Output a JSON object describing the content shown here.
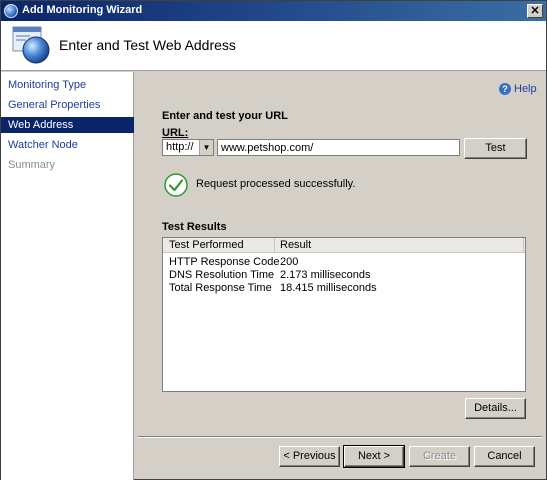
{
  "window": {
    "title": "Add Monitoring Wizard",
    "close_glyph": "✕"
  },
  "header": {
    "title": "Enter and Test Web Address",
    "icon": "wizard-globe-icon"
  },
  "nav": {
    "items": [
      {
        "label": "Monitoring Type",
        "state": "normal"
      },
      {
        "label": "General Properties",
        "state": "normal"
      },
      {
        "label": "Web Address",
        "state": "active"
      },
      {
        "label": "Watcher Node",
        "state": "normal"
      },
      {
        "label": "Summary",
        "state": "disabled"
      }
    ]
  },
  "help": {
    "label": "Help",
    "icon_glyph": "?"
  },
  "url_section": {
    "heading": "Enter and test your URL",
    "url_label": "URL:",
    "protocol_value": "http://",
    "url_value": "www.petshop.com/",
    "test_button": "Test"
  },
  "status": {
    "message": "Request processed successfully.",
    "icon": "check-circle-icon"
  },
  "results": {
    "heading": "Test Results",
    "columns": [
      "Test Performed",
      "Result"
    ],
    "rows": [
      {
        "test": "HTTP Response Code",
        "result": "200"
      },
      {
        "test": "DNS Resolution Time",
        "result": "2.173 milliseconds"
      },
      {
        "test": "Total Response Time",
        "result": "18.415 milliseconds"
      }
    ],
    "details_button": "Details..."
  },
  "footer": {
    "previous": "< Previous",
    "next": "Next >",
    "create": "Create",
    "cancel": "Cancel"
  },
  "colors": {
    "titlebar_start": "#0a246a",
    "titlebar_end": "#3a6ea5",
    "nav_active_bg": "#0a246a",
    "link": "#1f3e9e",
    "success": "#2e9a2e"
  }
}
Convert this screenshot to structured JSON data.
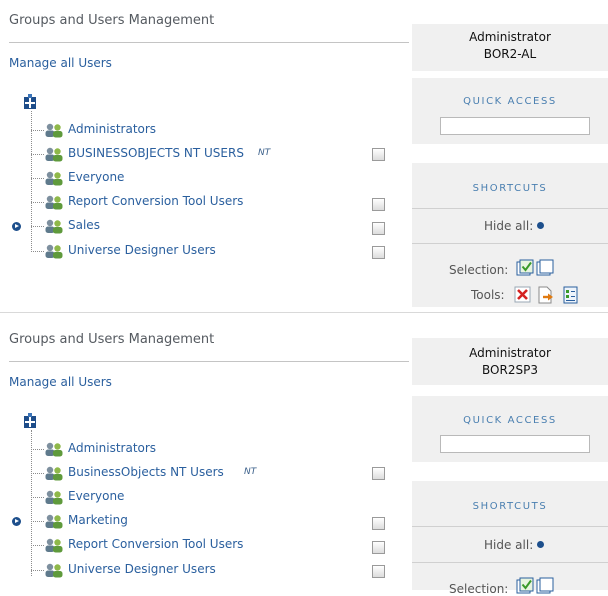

• Set task
Your answer should be a single number: the count of lines in the material above that contain "Monitoring".

• Answer to the task
2